# WHAT IS REQUIRED
Would you transcribe the whole listing exactly, minus its pictures?

# DATA LISTING
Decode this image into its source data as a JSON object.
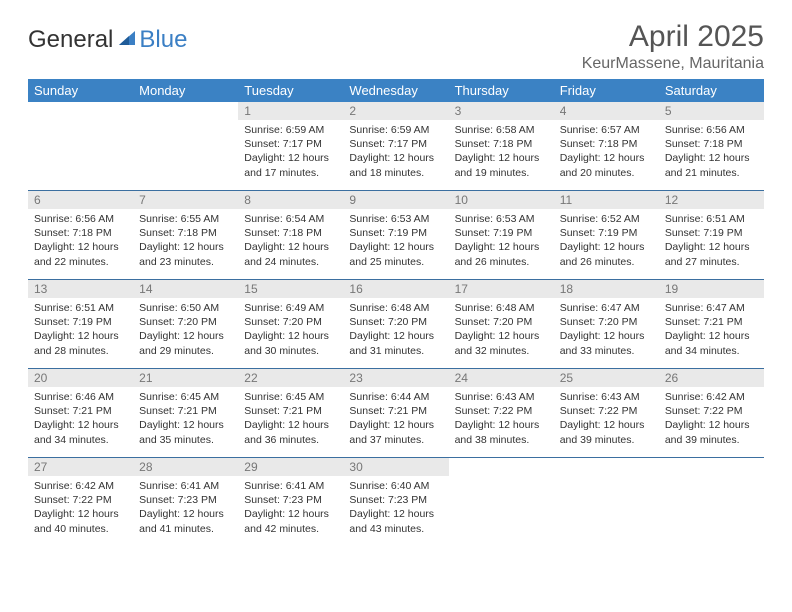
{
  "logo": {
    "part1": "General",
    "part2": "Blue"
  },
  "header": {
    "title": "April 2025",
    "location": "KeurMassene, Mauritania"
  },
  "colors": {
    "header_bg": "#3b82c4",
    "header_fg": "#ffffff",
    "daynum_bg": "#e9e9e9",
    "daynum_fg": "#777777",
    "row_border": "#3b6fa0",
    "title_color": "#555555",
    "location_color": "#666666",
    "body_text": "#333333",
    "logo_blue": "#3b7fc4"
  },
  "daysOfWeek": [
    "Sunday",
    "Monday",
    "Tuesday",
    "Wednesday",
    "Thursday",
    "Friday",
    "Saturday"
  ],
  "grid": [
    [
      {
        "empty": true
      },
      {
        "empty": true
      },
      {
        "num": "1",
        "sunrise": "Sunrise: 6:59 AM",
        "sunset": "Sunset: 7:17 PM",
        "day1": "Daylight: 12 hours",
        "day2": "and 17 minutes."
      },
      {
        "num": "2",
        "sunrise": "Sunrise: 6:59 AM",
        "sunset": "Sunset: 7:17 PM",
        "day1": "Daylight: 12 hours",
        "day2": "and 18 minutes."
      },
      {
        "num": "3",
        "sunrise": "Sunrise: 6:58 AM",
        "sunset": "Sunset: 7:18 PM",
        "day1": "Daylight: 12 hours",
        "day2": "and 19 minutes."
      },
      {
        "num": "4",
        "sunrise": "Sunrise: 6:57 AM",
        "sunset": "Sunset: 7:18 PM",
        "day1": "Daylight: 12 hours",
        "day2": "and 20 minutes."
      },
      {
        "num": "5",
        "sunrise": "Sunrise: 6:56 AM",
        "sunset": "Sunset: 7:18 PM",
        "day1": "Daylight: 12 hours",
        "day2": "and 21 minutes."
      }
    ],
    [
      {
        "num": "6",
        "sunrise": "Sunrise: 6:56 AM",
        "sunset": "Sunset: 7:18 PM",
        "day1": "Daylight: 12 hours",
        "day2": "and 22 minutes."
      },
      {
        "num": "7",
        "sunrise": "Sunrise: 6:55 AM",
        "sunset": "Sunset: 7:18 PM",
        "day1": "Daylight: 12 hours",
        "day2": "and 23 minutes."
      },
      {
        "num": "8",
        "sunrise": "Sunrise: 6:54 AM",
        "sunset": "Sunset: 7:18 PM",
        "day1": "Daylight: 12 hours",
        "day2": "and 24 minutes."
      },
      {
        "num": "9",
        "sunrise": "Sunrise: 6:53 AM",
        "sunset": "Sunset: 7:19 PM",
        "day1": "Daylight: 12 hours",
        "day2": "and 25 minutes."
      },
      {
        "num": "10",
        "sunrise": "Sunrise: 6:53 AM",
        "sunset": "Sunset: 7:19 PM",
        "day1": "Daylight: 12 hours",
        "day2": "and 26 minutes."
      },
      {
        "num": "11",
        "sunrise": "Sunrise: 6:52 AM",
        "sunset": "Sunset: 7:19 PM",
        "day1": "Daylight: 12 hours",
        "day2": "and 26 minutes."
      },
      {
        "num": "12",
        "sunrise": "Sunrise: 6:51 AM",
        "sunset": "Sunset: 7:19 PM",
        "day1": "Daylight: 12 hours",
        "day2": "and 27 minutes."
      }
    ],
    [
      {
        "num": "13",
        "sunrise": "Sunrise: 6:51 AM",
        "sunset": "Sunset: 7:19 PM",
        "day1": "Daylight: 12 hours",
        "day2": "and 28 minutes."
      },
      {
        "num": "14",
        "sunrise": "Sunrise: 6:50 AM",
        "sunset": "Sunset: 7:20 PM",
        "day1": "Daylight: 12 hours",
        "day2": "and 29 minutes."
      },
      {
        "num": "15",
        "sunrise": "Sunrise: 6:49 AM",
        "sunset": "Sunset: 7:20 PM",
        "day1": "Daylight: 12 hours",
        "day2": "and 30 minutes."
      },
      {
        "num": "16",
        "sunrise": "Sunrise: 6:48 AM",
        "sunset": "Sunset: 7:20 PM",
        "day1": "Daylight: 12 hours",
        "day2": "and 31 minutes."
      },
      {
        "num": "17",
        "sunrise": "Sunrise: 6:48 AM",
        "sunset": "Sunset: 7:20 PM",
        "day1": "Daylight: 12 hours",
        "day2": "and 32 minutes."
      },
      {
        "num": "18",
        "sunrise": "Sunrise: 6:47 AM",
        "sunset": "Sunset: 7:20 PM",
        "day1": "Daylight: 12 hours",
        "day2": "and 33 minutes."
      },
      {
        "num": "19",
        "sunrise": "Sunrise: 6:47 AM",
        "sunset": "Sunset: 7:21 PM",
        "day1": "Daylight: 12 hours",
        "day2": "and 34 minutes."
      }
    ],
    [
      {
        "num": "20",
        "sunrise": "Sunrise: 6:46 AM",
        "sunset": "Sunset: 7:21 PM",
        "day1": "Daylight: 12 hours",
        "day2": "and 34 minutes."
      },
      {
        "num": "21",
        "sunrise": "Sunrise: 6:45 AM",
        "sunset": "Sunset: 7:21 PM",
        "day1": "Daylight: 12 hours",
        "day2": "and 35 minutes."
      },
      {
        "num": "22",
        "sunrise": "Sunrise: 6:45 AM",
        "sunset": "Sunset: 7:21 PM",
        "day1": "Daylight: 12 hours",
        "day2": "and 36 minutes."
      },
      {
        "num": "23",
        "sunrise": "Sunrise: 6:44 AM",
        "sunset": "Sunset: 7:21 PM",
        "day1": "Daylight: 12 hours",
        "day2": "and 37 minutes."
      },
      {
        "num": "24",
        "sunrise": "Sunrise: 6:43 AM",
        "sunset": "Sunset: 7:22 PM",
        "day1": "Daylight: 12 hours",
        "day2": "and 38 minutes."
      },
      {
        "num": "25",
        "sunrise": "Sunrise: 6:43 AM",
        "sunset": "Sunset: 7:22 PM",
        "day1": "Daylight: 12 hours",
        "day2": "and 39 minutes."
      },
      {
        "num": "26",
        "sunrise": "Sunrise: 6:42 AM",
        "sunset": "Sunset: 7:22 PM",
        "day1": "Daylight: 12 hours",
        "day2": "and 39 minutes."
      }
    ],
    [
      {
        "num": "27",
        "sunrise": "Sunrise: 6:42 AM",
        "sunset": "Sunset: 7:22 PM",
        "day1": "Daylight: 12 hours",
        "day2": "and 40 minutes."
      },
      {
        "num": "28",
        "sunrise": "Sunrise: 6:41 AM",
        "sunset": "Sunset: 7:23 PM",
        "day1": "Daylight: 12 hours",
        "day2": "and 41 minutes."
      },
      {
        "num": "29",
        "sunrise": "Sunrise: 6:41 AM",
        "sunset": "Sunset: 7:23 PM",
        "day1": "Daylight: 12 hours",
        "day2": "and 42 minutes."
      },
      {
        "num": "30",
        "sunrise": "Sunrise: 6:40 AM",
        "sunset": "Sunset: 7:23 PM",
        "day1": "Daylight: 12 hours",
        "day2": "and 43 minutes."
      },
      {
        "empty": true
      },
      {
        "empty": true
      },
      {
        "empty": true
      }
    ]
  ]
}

# THE OUTPUT
Decode this image into its source data as a JSON object.
{
  "logo": {
    "part1": "General",
    "part2": "Blue"
  },
  "header": {
    "title": "April 2025",
    "location": "KeurMassene, Mauritania"
  },
  "colors": {
    "header_bg": "#3b82c4",
    "header_fg": "#ffffff",
    "daynum_bg": "#e9e9e9",
    "daynum_fg": "#777777",
    "row_border": "#3b6fa0",
    "title_color": "#555555",
    "location_color": "#666666",
    "body_text": "#333333",
    "logo_blue": "#3b7fc4"
  },
  "daysOfWeek": [
    "Sunday",
    "Monday",
    "Tuesday",
    "Wednesday",
    "Thursday",
    "Friday",
    "Saturday"
  ],
  "grid": [
    [
      {
        "empty": true
      },
      {
        "empty": true
      },
      {
        "num": "1",
        "sunrise": "Sunrise: 6:59 AM",
        "sunset": "Sunset: 7:17 PM",
        "day1": "Daylight: 12 hours",
        "day2": "and 17 minutes."
      },
      {
        "num": "2",
        "sunrise": "Sunrise: 6:59 AM",
        "sunset": "Sunset: 7:17 PM",
        "day1": "Daylight: 12 hours",
        "day2": "and 18 minutes."
      },
      {
        "num": "3",
        "sunrise": "Sunrise: 6:58 AM",
        "sunset": "Sunset: 7:18 PM",
        "day1": "Daylight: 12 hours",
        "day2": "and 19 minutes."
      },
      {
        "num": "4",
        "sunrise": "Sunrise: 6:57 AM",
        "sunset": "Sunset: 7:18 PM",
        "day1": "Daylight: 12 hours",
        "day2": "and 20 minutes."
      },
      {
        "num": "5",
        "sunrise": "Sunrise: 6:56 AM",
        "sunset": "Sunset: 7:18 PM",
        "day1": "Daylight: 12 hours",
        "day2": "and 21 minutes."
      }
    ],
    [
      {
        "num": "6",
        "sunrise": "Sunrise: 6:56 AM",
        "sunset": "Sunset: 7:18 PM",
        "day1": "Daylight: 12 hours",
        "day2": "and 22 minutes."
      },
      {
        "num": "7",
        "sunrise": "Sunrise: 6:55 AM",
        "sunset": "Sunset: 7:18 PM",
        "day1": "Daylight: 12 hours",
        "day2": "and 23 minutes."
      },
      {
        "num": "8",
        "sunrise": "Sunrise: 6:54 AM",
        "sunset": "Sunset: 7:18 PM",
        "day1": "Daylight: 12 hours",
        "day2": "and 24 minutes."
      },
      {
        "num": "9",
        "sunrise": "Sunrise: 6:53 AM",
        "sunset": "Sunset: 7:19 PM",
        "day1": "Daylight: 12 hours",
        "day2": "and 25 minutes."
      },
      {
        "num": "10",
        "sunrise": "Sunrise: 6:53 AM",
        "sunset": "Sunset: 7:19 PM",
        "day1": "Daylight: 12 hours",
        "day2": "and 26 minutes."
      },
      {
        "num": "11",
        "sunrise": "Sunrise: 6:52 AM",
        "sunset": "Sunset: 7:19 PM",
        "day1": "Daylight: 12 hours",
        "day2": "and 26 minutes."
      },
      {
        "num": "12",
        "sunrise": "Sunrise: 6:51 AM",
        "sunset": "Sunset: 7:19 PM",
        "day1": "Daylight: 12 hours",
        "day2": "and 27 minutes."
      }
    ],
    [
      {
        "num": "13",
        "sunrise": "Sunrise: 6:51 AM",
        "sunset": "Sunset: 7:19 PM",
        "day1": "Daylight: 12 hours",
        "day2": "and 28 minutes."
      },
      {
        "num": "14",
        "sunrise": "Sunrise: 6:50 AM",
        "sunset": "Sunset: 7:20 PM",
        "day1": "Daylight: 12 hours",
        "day2": "and 29 minutes."
      },
      {
        "num": "15",
        "sunrise": "Sunrise: 6:49 AM",
        "sunset": "Sunset: 7:20 PM",
        "day1": "Daylight: 12 hours",
        "day2": "and 30 minutes."
      },
      {
        "num": "16",
        "sunrise": "Sunrise: 6:48 AM",
        "sunset": "Sunset: 7:20 PM",
        "day1": "Daylight: 12 hours",
        "day2": "and 31 minutes."
      },
      {
        "num": "17",
        "sunrise": "Sunrise: 6:48 AM",
        "sunset": "Sunset: 7:20 PM",
        "day1": "Daylight: 12 hours",
        "day2": "and 32 minutes."
      },
      {
        "num": "18",
        "sunrise": "Sunrise: 6:47 AM",
        "sunset": "Sunset: 7:20 PM",
        "day1": "Daylight: 12 hours",
        "day2": "and 33 minutes."
      },
      {
        "num": "19",
        "sunrise": "Sunrise: 6:47 AM",
        "sunset": "Sunset: 7:21 PM",
        "day1": "Daylight: 12 hours",
        "day2": "and 34 minutes."
      }
    ],
    [
      {
        "num": "20",
        "sunrise": "Sunrise: 6:46 AM",
        "sunset": "Sunset: 7:21 PM",
        "day1": "Daylight: 12 hours",
        "day2": "and 34 minutes."
      },
      {
        "num": "21",
        "sunrise": "Sunrise: 6:45 AM",
        "sunset": "Sunset: 7:21 PM",
        "day1": "Daylight: 12 hours",
        "day2": "and 35 minutes."
      },
      {
        "num": "22",
        "sunrise": "Sunrise: 6:45 AM",
        "sunset": "Sunset: 7:21 PM",
        "day1": "Daylight: 12 hours",
        "day2": "and 36 minutes."
      },
      {
        "num": "23",
        "sunrise": "Sunrise: 6:44 AM",
        "sunset": "Sunset: 7:21 PM",
        "day1": "Daylight: 12 hours",
        "day2": "and 37 minutes."
      },
      {
        "num": "24",
        "sunrise": "Sunrise: 6:43 AM",
        "sunset": "Sunset: 7:22 PM",
        "day1": "Daylight: 12 hours",
        "day2": "and 38 minutes."
      },
      {
        "num": "25",
        "sunrise": "Sunrise: 6:43 AM",
        "sunset": "Sunset: 7:22 PM",
        "day1": "Daylight: 12 hours",
        "day2": "and 39 minutes."
      },
      {
        "num": "26",
        "sunrise": "Sunrise: 6:42 AM",
        "sunset": "Sunset: 7:22 PM",
        "day1": "Daylight: 12 hours",
        "day2": "and 39 minutes."
      }
    ],
    [
      {
        "num": "27",
        "sunrise": "Sunrise: 6:42 AM",
        "sunset": "Sunset: 7:22 PM",
        "day1": "Daylight: 12 hours",
        "day2": "and 40 minutes."
      },
      {
        "num": "28",
        "sunrise": "Sunrise: 6:41 AM",
        "sunset": "Sunset: 7:23 PM",
        "day1": "Daylight: 12 hours",
        "day2": "and 41 minutes."
      },
      {
        "num": "29",
        "sunrise": "Sunrise: 6:41 AM",
        "sunset": "Sunset: 7:23 PM",
        "day1": "Daylight: 12 hours",
        "day2": "and 42 minutes."
      },
      {
        "num": "30",
        "sunrise": "Sunrise: 6:40 AM",
        "sunset": "Sunset: 7:23 PM",
        "day1": "Daylight: 12 hours",
        "day2": "and 43 minutes."
      },
      {
        "empty": true
      },
      {
        "empty": true
      },
      {
        "empty": true
      }
    ]
  ]
}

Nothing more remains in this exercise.